INFORMATION SUPPLIED:
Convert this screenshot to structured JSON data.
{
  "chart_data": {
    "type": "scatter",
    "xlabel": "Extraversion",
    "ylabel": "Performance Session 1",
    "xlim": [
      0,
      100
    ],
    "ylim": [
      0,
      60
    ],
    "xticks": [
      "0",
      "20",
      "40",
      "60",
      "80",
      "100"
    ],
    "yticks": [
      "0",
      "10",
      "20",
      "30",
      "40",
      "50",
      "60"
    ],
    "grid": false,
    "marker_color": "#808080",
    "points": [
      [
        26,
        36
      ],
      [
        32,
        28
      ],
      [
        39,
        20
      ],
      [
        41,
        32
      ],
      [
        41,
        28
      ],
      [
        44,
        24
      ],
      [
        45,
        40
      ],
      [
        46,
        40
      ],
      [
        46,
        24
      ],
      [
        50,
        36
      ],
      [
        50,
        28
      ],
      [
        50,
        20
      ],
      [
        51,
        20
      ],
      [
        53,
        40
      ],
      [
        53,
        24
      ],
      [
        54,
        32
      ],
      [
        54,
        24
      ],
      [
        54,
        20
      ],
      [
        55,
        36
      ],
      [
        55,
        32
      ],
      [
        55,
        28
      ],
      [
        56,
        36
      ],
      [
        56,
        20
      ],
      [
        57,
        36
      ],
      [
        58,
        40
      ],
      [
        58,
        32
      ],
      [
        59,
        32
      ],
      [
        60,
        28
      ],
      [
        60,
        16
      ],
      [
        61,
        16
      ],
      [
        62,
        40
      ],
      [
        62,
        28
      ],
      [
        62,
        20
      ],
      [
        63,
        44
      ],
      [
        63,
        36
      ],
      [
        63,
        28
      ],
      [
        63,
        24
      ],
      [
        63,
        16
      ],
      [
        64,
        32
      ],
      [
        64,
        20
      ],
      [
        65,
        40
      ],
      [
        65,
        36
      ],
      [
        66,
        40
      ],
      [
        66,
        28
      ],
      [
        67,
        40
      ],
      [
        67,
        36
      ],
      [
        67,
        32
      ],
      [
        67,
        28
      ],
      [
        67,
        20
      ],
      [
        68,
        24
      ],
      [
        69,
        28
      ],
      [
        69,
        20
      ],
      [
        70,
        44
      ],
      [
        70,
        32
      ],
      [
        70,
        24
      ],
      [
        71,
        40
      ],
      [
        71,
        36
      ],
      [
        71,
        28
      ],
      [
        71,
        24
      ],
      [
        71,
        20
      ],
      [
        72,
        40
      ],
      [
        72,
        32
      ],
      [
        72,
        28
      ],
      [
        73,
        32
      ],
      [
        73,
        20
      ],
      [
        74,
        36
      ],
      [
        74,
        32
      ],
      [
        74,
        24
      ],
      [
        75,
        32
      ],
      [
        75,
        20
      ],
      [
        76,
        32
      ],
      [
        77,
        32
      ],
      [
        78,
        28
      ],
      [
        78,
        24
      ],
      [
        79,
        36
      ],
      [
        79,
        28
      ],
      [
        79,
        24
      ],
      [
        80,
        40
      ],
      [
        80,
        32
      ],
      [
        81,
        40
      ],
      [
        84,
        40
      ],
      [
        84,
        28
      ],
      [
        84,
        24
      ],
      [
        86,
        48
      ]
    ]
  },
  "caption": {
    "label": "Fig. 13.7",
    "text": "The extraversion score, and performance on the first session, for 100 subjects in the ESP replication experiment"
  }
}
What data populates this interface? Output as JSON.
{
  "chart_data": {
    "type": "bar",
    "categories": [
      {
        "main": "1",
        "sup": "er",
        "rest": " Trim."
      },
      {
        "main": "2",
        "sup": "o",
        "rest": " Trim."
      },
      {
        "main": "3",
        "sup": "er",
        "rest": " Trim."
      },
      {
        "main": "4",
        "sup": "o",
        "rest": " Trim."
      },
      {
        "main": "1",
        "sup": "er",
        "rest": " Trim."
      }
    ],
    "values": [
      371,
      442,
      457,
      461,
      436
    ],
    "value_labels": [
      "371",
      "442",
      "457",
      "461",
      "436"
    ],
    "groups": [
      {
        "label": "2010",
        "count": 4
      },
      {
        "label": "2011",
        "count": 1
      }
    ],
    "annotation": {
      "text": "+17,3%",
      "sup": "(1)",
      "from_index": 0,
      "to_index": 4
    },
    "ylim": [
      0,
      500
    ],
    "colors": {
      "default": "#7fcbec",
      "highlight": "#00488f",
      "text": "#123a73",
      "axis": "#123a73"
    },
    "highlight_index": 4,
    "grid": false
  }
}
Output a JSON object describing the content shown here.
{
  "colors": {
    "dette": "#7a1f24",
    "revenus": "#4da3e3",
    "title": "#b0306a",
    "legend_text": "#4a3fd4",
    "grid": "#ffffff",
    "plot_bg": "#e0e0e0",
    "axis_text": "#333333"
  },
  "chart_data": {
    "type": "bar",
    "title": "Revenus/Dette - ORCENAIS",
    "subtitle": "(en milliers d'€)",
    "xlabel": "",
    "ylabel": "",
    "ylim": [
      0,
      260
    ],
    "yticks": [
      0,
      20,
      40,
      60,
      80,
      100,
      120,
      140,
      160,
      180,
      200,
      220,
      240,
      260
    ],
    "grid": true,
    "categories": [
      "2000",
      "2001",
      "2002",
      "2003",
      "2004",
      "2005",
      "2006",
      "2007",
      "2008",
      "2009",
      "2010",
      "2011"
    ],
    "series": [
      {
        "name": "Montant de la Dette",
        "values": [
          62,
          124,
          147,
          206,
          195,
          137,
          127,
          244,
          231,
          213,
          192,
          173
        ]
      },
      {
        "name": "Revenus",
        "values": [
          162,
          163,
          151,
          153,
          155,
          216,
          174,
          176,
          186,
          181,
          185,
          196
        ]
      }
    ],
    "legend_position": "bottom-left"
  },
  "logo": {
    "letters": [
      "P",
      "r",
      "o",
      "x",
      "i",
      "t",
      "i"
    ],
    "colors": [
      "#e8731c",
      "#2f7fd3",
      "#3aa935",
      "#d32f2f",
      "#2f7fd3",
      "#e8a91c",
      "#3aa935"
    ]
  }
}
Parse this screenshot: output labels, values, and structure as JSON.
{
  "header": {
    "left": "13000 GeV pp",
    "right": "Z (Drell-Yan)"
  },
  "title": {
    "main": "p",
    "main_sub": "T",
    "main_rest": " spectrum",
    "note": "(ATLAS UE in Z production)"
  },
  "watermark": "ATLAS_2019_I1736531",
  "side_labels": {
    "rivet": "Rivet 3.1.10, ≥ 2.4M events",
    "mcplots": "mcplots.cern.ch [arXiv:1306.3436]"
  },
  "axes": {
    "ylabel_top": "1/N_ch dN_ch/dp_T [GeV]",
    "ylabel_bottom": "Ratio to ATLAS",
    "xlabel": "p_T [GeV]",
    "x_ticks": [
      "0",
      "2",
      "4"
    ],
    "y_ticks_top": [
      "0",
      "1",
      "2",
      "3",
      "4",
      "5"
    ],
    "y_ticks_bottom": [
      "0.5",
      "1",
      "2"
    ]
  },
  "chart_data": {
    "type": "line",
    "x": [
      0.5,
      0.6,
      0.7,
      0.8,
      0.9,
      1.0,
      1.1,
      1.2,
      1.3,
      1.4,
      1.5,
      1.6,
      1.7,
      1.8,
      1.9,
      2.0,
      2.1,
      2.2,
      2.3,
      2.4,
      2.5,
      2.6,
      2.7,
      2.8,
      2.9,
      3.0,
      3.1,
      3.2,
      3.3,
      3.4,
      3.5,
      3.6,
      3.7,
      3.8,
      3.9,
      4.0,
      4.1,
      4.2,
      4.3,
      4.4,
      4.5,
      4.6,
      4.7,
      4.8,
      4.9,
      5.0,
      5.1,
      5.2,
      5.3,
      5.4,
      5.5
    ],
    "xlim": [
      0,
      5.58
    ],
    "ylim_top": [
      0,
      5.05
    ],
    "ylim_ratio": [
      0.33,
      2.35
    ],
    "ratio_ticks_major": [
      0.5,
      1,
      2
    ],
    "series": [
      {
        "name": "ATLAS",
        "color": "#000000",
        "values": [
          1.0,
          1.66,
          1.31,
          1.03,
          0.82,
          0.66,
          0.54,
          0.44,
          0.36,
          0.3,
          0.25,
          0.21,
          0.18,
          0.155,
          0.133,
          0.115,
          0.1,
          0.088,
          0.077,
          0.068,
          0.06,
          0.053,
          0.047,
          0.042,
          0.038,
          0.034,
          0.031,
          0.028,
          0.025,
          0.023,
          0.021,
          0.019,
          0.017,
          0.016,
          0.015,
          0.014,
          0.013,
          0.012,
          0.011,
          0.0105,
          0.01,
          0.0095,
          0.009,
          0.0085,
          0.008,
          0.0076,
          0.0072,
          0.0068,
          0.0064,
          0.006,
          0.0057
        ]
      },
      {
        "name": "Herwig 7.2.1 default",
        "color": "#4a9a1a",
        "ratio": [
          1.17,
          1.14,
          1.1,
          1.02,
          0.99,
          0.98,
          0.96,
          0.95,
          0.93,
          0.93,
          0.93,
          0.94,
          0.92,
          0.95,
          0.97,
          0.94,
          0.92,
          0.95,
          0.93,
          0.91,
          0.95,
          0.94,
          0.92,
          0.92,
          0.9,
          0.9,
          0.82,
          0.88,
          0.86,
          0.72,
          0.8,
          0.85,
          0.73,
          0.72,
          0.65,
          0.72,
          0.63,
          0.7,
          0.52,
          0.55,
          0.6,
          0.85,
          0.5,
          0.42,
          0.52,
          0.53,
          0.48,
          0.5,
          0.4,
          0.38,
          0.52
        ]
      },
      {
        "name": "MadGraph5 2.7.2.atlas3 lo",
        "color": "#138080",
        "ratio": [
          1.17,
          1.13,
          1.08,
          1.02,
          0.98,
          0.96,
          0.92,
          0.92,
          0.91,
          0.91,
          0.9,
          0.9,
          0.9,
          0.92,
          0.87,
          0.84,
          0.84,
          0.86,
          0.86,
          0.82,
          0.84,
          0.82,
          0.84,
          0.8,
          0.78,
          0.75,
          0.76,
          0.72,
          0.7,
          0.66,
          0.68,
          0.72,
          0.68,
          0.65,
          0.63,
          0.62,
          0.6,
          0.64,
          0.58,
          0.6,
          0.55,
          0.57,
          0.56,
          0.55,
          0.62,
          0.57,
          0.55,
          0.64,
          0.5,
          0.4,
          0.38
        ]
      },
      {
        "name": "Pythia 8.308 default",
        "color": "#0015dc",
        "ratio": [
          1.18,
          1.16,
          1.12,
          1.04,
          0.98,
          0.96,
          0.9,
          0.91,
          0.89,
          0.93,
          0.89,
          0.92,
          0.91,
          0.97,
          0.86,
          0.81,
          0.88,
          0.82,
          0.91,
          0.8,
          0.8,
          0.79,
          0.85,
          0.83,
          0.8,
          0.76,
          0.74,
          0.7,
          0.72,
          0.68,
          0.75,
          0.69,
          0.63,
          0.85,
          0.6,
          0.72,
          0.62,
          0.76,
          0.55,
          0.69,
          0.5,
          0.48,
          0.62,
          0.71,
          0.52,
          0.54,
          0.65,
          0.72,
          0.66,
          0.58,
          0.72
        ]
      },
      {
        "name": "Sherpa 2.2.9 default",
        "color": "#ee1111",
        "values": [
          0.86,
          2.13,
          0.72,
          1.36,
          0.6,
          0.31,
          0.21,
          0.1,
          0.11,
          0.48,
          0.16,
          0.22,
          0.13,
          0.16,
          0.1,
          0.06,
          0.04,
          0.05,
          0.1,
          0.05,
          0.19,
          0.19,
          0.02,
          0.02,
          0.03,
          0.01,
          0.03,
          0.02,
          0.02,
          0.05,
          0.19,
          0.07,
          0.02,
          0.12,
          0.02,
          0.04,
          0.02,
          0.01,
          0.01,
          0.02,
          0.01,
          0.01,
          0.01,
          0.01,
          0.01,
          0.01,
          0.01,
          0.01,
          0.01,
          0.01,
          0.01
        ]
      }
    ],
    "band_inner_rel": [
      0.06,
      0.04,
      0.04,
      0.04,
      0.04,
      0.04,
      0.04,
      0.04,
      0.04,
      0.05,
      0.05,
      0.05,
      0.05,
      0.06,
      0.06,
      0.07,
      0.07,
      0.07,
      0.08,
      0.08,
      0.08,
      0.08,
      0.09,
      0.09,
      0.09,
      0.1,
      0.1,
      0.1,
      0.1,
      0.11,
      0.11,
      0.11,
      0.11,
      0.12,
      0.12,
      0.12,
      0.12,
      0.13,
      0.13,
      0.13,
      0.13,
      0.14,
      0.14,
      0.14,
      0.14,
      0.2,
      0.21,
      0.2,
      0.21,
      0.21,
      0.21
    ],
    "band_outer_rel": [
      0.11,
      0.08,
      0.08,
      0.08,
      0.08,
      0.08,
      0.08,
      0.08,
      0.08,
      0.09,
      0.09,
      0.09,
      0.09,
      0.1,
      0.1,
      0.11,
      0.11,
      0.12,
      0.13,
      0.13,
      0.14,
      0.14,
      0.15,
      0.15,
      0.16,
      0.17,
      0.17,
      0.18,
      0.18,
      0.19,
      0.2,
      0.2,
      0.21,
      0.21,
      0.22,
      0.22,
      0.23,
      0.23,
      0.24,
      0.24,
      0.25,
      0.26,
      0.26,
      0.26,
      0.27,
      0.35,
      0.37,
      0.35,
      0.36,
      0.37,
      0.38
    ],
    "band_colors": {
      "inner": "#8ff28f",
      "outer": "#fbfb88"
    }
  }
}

EXERCISE TASK:
Copy out every line of the listing that includes the string "xlabel".

COMPLETE ANSWER:
    "xlabel": "Extraversion",
    "xlabel": "",
    "xlabel": "p_T [GeV]",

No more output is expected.